EXERCISE:
Exclude the pictures, then copy all remaining records exactly.
* BEGIN SUPPLIED ENTRIES *
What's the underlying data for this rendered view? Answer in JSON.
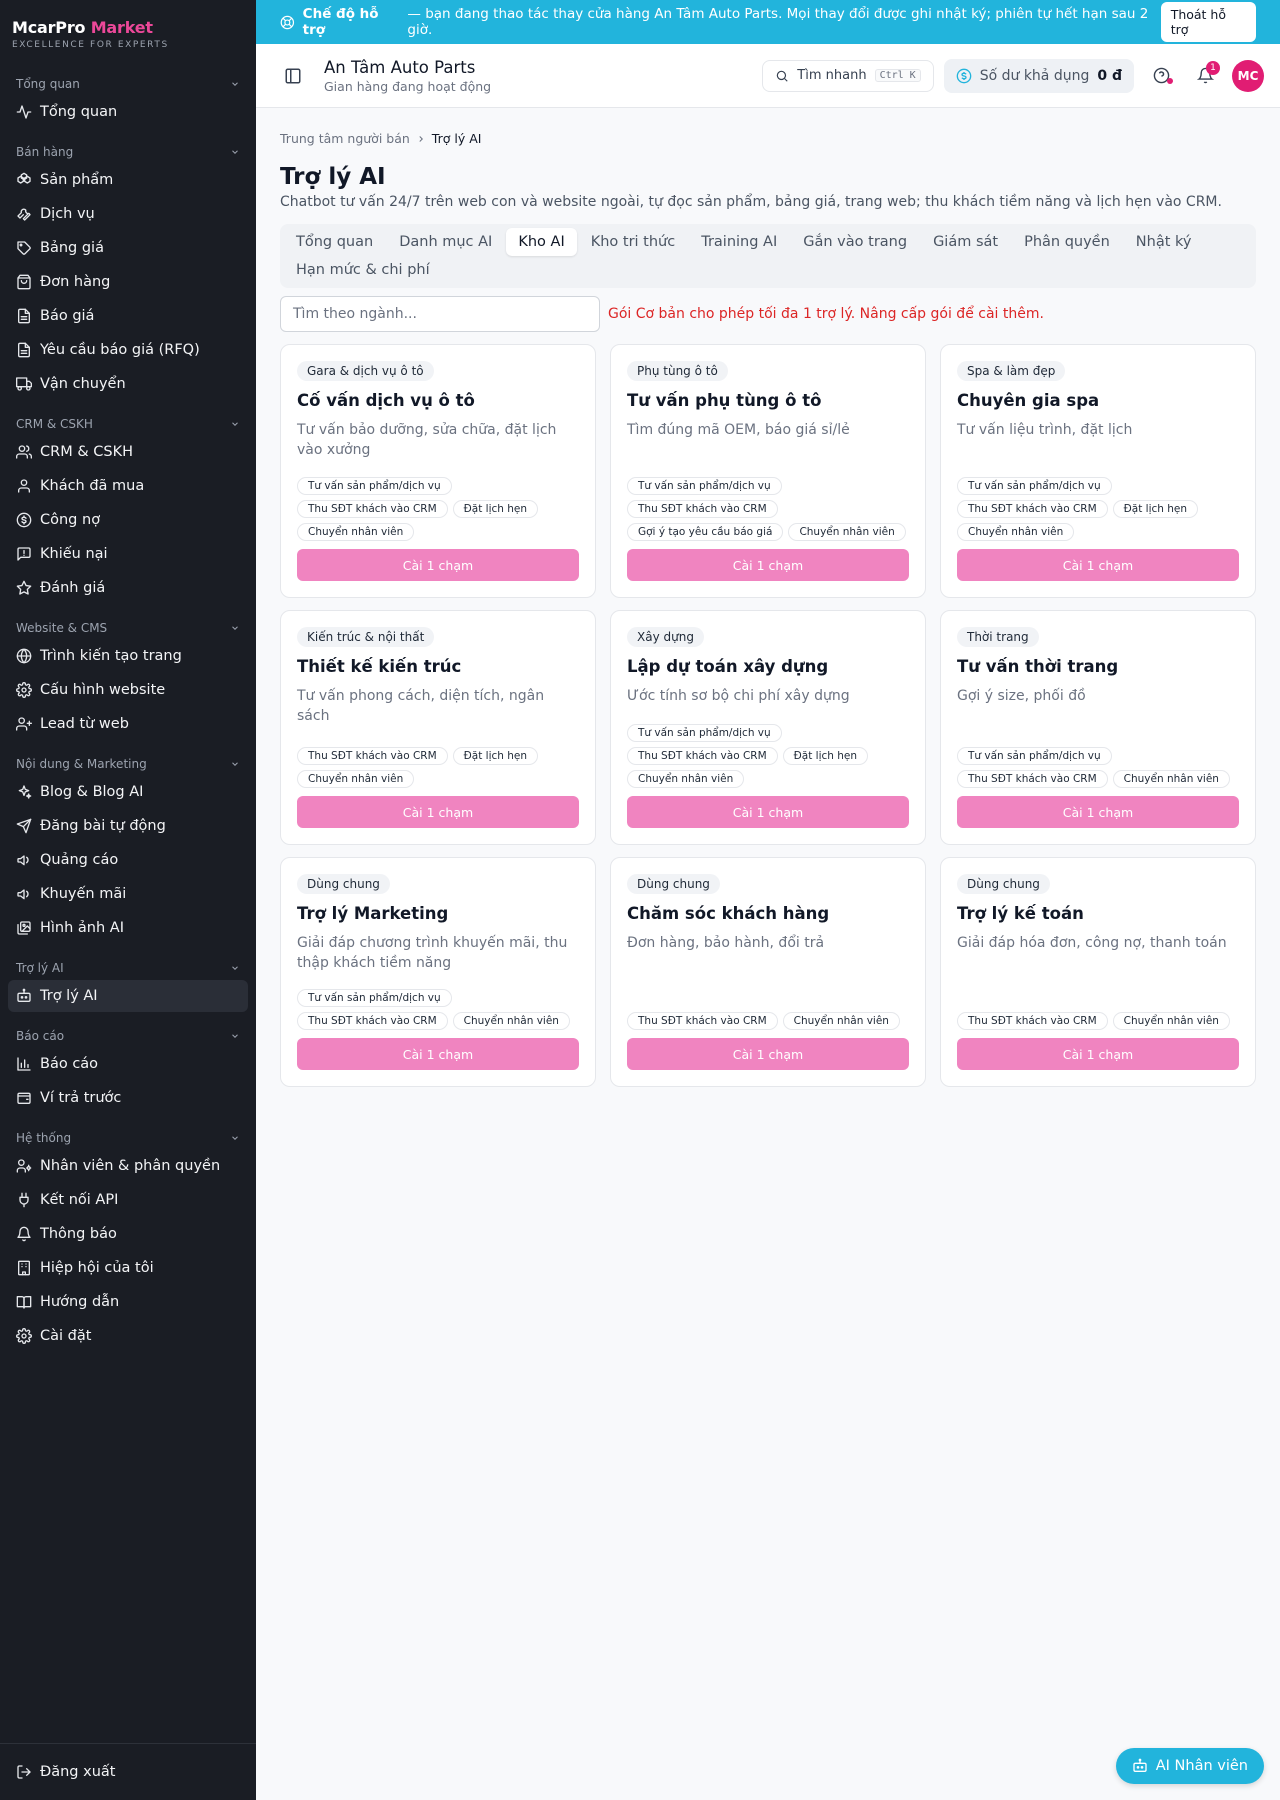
{
  "brand": {
    "name_main": "McarPro",
    "name_accent": "Market",
    "tagline": "EXCELLENCE FOR EXPERTS"
  },
  "sidebar": {
    "groups": [
      {
        "title": "Tổng quan",
        "items": [
          {
            "label": "Tổng quan",
            "icon": "activity-icon"
          }
        ]
      },
      {
        "title": "Bán hàng",
        "items": [
          {
            "label": "Sản phẩm",
            "icon": "boxes-icon"
          },
          {
            "label": "Dịch vụ",
            "icon": "wrench-icon"
          },
          {
            "label": "Bảng giá",
            "icon": "tag-icon"
          },
          {
            "label": "Đơn hàng",
            "icon": "shopping-bag-icon"
          },
          {
            "label": "Báo giá",
            "icon": "file-text-icon"
          },
          {
            "label": "Yêu cầu báo giá (RFQ)",
            "icon": "file-text-icon"
          },
          {
            "label": "Vận chuyển",
            "icon": "truck-icon"
          }
        ]
      },
      {
        "title": "CRM & CSKH",
        "items": [
          {
            "label": "CRM & CSKH",
            "icon": "users-icon"
          },
          {
            "label": "Khách đã mua",
            "icon": "user-icon"
          },
          {
            "label": "Công nợ",
            "icon": "dollar-circle-icon"
          },
          {
            "label": "Khiếu nại",
            "icon": "message-alert-icon"
          },
          {
            "label": "Đánh giá",
            "icon": "star-icon"
          }
        ]
      },
      {
        "title": "Website & CMS",
        "items": [
          {
            "label": "Trình kiến tạo trang",
            "icon": "globe-icon"
          },
          {
            "label": "Cấu hình website",
            "icon": "gear-icon"
          },
          {
            "label": "Lead từ web",
            "icon": "user-plus-icon"
          }
        ]
      },
      {
        "title": "Nội dung & Marketing",
        "items": [
          {
            "label": "Blog & Blog AI",
            "icon": "sparkles-icon"
          },
          {
            "label": "Đăng bài tự động",
            "icon": "send-icon"
          },
          {
            "label": "Quảng cáo",
            "icon": "megaphone-icon"
          },
          {
            "label": "Khuyến mãi",
            "icon": "megaphone-icon"
          },
          {
            "label": "Hình ảnh AI",
            "icon": "images-icon"
          }
        ]
      },
      {
        "title": "Trợ lý AI",
        "items": [
          {
            "label": "Trợ lý AI",
            "icon": "bot-icon",
            "active": true
          }
        ]
      },
      {
        "title": "Báo cáo",
        "items": [
          {
            "label": "Báo cáo",
            "icon": "bar-chart-icon"
          },
          {
            "label": "Ví trả trước",
            "icon": "wallet-icon"
          }
        ]
      },
      {
        "title": "Hệ thống",
        "items": [
          {
            "label": "Nhân viên & phân quyền",
            "icon": "user-cog-icon"
          },
          {
            "label": "Kết nối API",
            "icon": "plug-icon"
          },
          {
            "label": "Thông báo",
            "icon": "bell-icon"
          },
          {
            "label": "Hiệp hội của tôi",
            "icon": "building-icon"
          },
          {
            "label": "Hướng dẫn",
            "icon": "book-icon"
          },
          {
            "label": "Cài đặt",
            "icon": "gear-icon"
          }
        ]
      }
    ],
    "logout": "Đăng xuất"
  },
  "banner": {
    "strong": "Chế độ hỗ trợ",
    "text": "— bạn đang thao tác thay cửa hàng An Tâm Auto Parts. Mọi thay đổi được ghi nhật ký; phiên tự hết hạn sau 2 giờ.",
    "exit_label": "Thoát hỗ trợ"
  },
  "header": {
    "store_name": "An Tâm Auto Parts",
    "store_status": "Gian hàng đang hoạt động",
    "search_label": "Tìm nhanh",
    "search_kbd": "Ctrl K",
    "balance_label": "Số dư khả dụng",
    "balance_value": "0 đ",
    "notif_count": "1",
    "avatar_initials": "MC"
  },
  "main": {
    "breadcrumb": [
      "Trung tâm người bán",
      "Trợ lý AI"
    ],
    "title": "Trợ lý AI",
    "description": "Chatbot tư vấn 24/7 trên web con và website ngoài, tự đọc sản phẩm, bảng giá, trang web; thu khách tiềm năng và lịch hẹn vào CRM.",
    "tabs": [
      "Tổng quan",
      "Danh mục AI",
      "Kho AI",
      "Kho tri thức",
      "Training AI",
      "Gắn vào trang",
      "Giám sát",
      "Phân quyền",
      "Nhật ký",
      "Hạn mức & chi phí"
    ],
    "active_tab": "Kho AI",
    "filter_placeholder": "Tìm theo ngành...",
    "limit_message": "Gói Cơ bản cho phép tối đa 1 trợ lý. Nâng cấp gói để cài thêm.",
    "install_label": "Cài 1 chạm",
    "cards": [
      {
        "category": "Gara & dịch vụ ô tô",
        "title": "Cố vấn dịch vụ ô tô",
        "desc": "Tư vấn bảo dưỡng, sửa chữa, đặt lịch vào xưởng",
        "features": [
          "Tư vấn sản phẩm/dịch vụ",
          "Thu SĐT khách vào CRM",
          "Đặt lịch hẹn",
          "Chuyển nhân viên"
        ]
      },
      {
        "category": "Phụ tùng ô tô",
        "title": "Tư vấn phụ tùng ô tô",
        "desc": "Tìm đúng mã OEM, báo giá sỉ/lẻ",
        "features": [
          "Tư vấn sản phẩm/dịch vụ",
          "Thu SĐT khách vào CRM",
          "Gợi ý tạo yêu cầu báo giá",
          "Chuyển nhân viên"
        ]
      },
      {
        "category": "Spa & làm đẹp",
        "title": "Chuyên gia spa",
        "desc": "Tư vấn liệu trình, đặt lịch",
        "features": [
          "Tư vấn sản phẩm/dịch vụ",
          "Thu SĐT khách vào CRM",
          "Đặt lịch hẹn",
          "Chuyển nhân viên"
        ]
      },
      {
        "category": "Kiến trúc & nội thất",
        "title": "Thiết kế kiến trúc",
        "desc": "Tư vấn phong cách, diện tích, ngân sách",
        "features": [
          "Thu SĐT khách vào CRM",
          "Đặt lịch hẹn",
          "Chuyển nhân viên"
        ]
      },
      {
        "category": "Xây dựng",
        "title": "Lập dự toán xây dựng",
        "desc": "Ước tính sơ bộ chi phí xây dựng",
        "features": [
          "Tư vấn sản phẩm/dịch vụ",
          "Thu SĐT khách vào CRM",
          "Đặt lịch hẹn",
          "Chuyển nhân viên"
        ]
      },
      {
        "category": "Thời trang",
        "title": "Tư vấn thời trang",
        "desc": "Gợi ý size, phối đồ",
        "features": [
          "Tư vấn sản phẩm/dịch vụ",
          "Thu SĐT khách vào CRM",
          "Chuyển nhân viên"
        ]
      },
      {
        "category": "Dùng chung",
        "title": "Trợ lý Marketing",
        "desc": "Giải đáp chương trình khuyến mãi, thu thập khách tiềm năng",
        "features": [
          "Tư vấn sản phẩm/dịch vụ",
          "Thu SĐT khách vào CRM",
          "Chuyển nhân viên"
        ]
      },
      {
        "category": "Dùng chung",
        "title": "Chăm sóc khách hàng",
        "desc": "Đơn hàng, bảo hành, đổi trả",
        "features": [
          "Thu SĐT khách vào CRM",
          "Chuyển nhân viên"
        ]
      },
      {
        "category": "Dùng chung",
        "title": "Trợ lý kế toán",
        "desc": "Giải đáp hóa đơn, công nợ, thanh toán",
        "features": [
          "Thu SĐT khách vào CRM",
          "Chuyển nhân viên"
        ]
      }
    ]
  },
  "fab": {
    "label": "AI Nhân viên"
  },
  "colors": {
    "banner": "#22b4dc",
    "sidebar": "#1a1d24",
    "accent": "#e11d73",
    "install_button": "#f084c0",
    "warning_text": "#dc2626"
  }
}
* END SUPPLIED ENTRIES *
EXERCISE RESPONSE:
What's the underlying data for this rendered view? Answer in JSON.
{
  "brand": {
    "name_main": "McarPro",
    "name_accent": "Market",
    "tagline": "EXCELLENCE FOR EXPERTS"
  },
  "sidebar": {
    "groups": [
      {
        "title": "Tổng quan",
        "items": [
          {
            "label": "Tổng quan",
            "icon": "activity-icon"
          }
        ]
      },
      {
        "title": "Bán hàng",
        "items": [
          {
            "label": "Sản phẩm",
            "icon": "boxes-icon"
          },
          {
            "label": "Dịch vụ",
            "icon": "wrench-icon"
          },
          {
            "label": "Bảng giá",
            "icon": "tag-icon"
          },
          {
            "label": "Đơn hàng",
            "icon": "shopping-bag-icon"
          },
          {
            "label": "Báo giá",
            "icon": "file-text-icon"
          },
          {
            "label": "Yêu cầu báo giá (RFQ)",
            "icon": "file-text-icon"
          },
          {
            "label": "Vận chuyển",
            "icon": "truck-icon"
          }
        ]
      },
      {
        "title": "CRM & CSKH",
        "items": [
          {
            "label": "CRM & CSKH",
            "icon": "users-icon"
          },
          {
            "label": "Khách đã mua",
            "icon": "user-icon"
          },
          {
            "label": "Công nợ",
            "icon": "dollar-circle-icon"
          },
          {
            "label": "Khiếu nại",
            "icon": "message-alert-icon"
          },
          {
            "label": "Đánh giá",
            "icon": "star-icon"
          }
        ]
      },
      {
        "title": "Website & CMS",
        "items": [
          {
            "label": "Trình kiến tạo trang",
            "icon": "globe-icon"
          },
          {
            "label": "Cấu hình website",
            "icon": "gear-icon"
          },
          {
            "label": "Lead từ web",
            "icon": "user-plus-icon"
          }
        ]
      },
      {
        "title": "Nội dung & Marketing",
        "items": [
          {
            "label": "Blog & Blog AI",
            "icon": "sparkles-icon"
          },
          {
            "label": "Đăng bài tự động",
            "icon": "send-icon"
          },
          {
            "label": "Quảng cáo",
            "icon": "megaphone-icon"
          },
          {
            "label": "Khuyến mãi",
            "icon": "megaphone-icon"
          },
          {
            "label": "Hình ảnh AI",
            "icon": "images-icon"
          }
        ]
      },
      {
        "title": "Trợ lý AI",
        "items": [
          {
            "label": "Trợ lý AI",
            "icon": "bot-icon",
            "active": true
          }
        ]
      },
      {
        "title": "Báo cáo",
        "items": [
          {
            "label": "Báo cáo",
            "icon": "bar-chart-icon"
          },
          {
            "label": "Ví trả trước",
            "icon": "wallet-icon"
          }
        ]
      },
      {
        "title": "Hệ thống",
        "items": [
          {
            "label": "Nhân viên & phân quyền",
            "icon": "user-cog-icon"
          },
          {
            "label": "Kết nối API",
            "icon": "plug-icon"
          },
          {
            "label": "Thông báo",
            "icon": "bell-icon"
          },
          {
            "label": "Hiệp hội của tôi",
            "icon": "building-icon"
          },
          {
            "label": "Hướng dẫn",
            "icon": "book-icon"
          },
          {
            "label": "Cài đặt",
            "icon": "gear-icon"
          }
        ]
      }
    ],
    "logout": "Đăng xuất"
  },
  "banner": {
    "strong": "Chế độ hỗ trợ",
    "text": "— bạn đang thao tác thay cửa hàng An Tâm Auto Parts. Mọi thay đổi được ghi nhật ký; phiên tự hết hạn sau 2 giờ.",
    "exit_label": "Thoát hỗ trợ"
  },
  "header": {
    "store_name": "An Tâm Auto Parts",
    "store_status": "Gian hàng đang hoạt động",
    "search_label": "Tìm nhanh",
    "search_kbd": "Ctrl K",
    "balance_label": "Số dư khả dụng",
    "balance_value": "0 đ",
    "notif_count": "1",
    "avatar_initials": "MC"
  },
  "main": {
    "breadcrumb": [
      "Trung tâm người bán",
      "Trợ lý AI"
    ],
    "title": "Trợ lý AI",
    "description": "Chatbot tư vấn 24/7 trên web con và website ngoài, tự đọc sản phẩm, bảng giá, trang web; thu khách tiềm năng và lịch hẹn vào CRM.",
    "tabs": [
      "Tổng quan",
      "Danh mục AI",
      "Kho AI",
      "Kho tri thức",
      "Training AI",
      "Gắn vào trang",
      "Giám sát",
      "Phân quyền",
      "Nhật ký",
      "Hạn mức & chi phí"
    ],
    "active_tab": "Kho AI",
    "filter_placeholder": "Tìm theo ngành...",
    "limit_message": "Gói Cơ bản cho phép tối đa 1 trợ lý. Nâng cấp gói để cài thêm.",
    "install_label": "Cài 1 chạm",
    "cards": [
      {
        "category": "Gara & dịch vụ ô tô",
        "title": "Cố vấn dịch vụ ô tô",
        "desc": "Tư vấn bảo dưỡng, sửa chữa, đặt lịch vào xưởng",
        "features": [
          "Tư vấn sản phẩm/dịch vụ",
          "Thu SĐT khách vào CRM",
          "Đặt lịch hẹn",
          "Chuyển nhân viên"
        ]
      },
      {
        "category": "Phụ tùng ô tô",
        "title": "Tư vấn phụ tùng ô tô",
        "desc": "Tìm đúng mã OEM, báo giá sỉ/lẻ",
        "features": [
          "Tư vấn sản phẩm/dịch vụ",
          "Thu SĐT khách vào CRM",
          "Gợi ý tạo yêu cầu báo giá",
          "Chuyển nhân viên"
        ]
      },
      {
        "category": "Spa & làm đẹp",
        "title": "Chuyên gia spa",
        "desc": "Tư vấn liệu trình, đặt lịch",
        "features": [
          "Tư vấn sản phẩm/dịch vụ",
          "Thu SĐT khách vào CRM",
          "Đặt lịch hẹn",
          "Chuyển nhân viên"
        ]
      },
      {
        "category": "Kiến trúc & nội thất",
        "title": "Thiết kế kiến trúc",
        "desc": "Tư vấn phong cách, diện tích, ngân sách",
        "features": [
          "Thu SĐT khách vào CRM",
          "Đặt lịch hẹn",
          "Chuyển nhân viên"
        ]
      },
      {
        "category": "Xây dựng",
        "title": "Lập dự toán xây dựng",
        "desc": "Ước tính sơ bộ chi phí xây dựng",
        "features": [
          "Tư vấn sản phẩm/dịch vụ",
          "Thu SĐT khách vào CRM",
          "Đặt lịch hẹn",
          "Chuyển nhân viên"
        ]
      },
      {
        "category": "Thời trang",
        "title": "Tư vấn thời trang",
        "desc": "Gợi ý size, phối đồ",
        "features": [
          "Tư vấn sản phẩm/dịch vụ",
          "Thu SĐT khách vào CRM",
          "Chuyển nhân viên"
        ]
      },
      {
        "category": "Dùng chung",
        "title": "Trợ lý Marketing",
        "desc": "Giải đáp chương trình khuyến mãi, thu thập khách tiềm năng",
        "features": [
          "Tư vấn sản phẩm/dịch vụ",
          "Thu SĐT khách vào CRM",
          "Chuyển nhân viên"
        ]
      },
      {
        "category": "Dùng chung",
        "title": "Chăm sóc khách hàng",
        "desc": "Đơn hàng, bảo hành, đổi trả",
        "features": [
          "Thu SĐT khách vào CRM",
          "Chuyển nhân viên"
        ]
      },
      {
        "category": "Dùng chung",
        "title": "Trợ lý kế toán",
        "desc": "Giải đáp hóa đơn, công nợ, thanh toán",
        "features": [
          "Thu SĐT khách vào CRM",
          "Chuyển nhân viên"
        ]
      }
    ]
  },
  "fab": {
    "label": "AI Nhân viên"
  },
  "colors": {
    "banner": "#22b4dc",
    "sidebar": "#1a1d24",
    "accent": "#e11d73",
    "install_button": "#f084c0",
    "warning_text": "#dc2626"
  }
}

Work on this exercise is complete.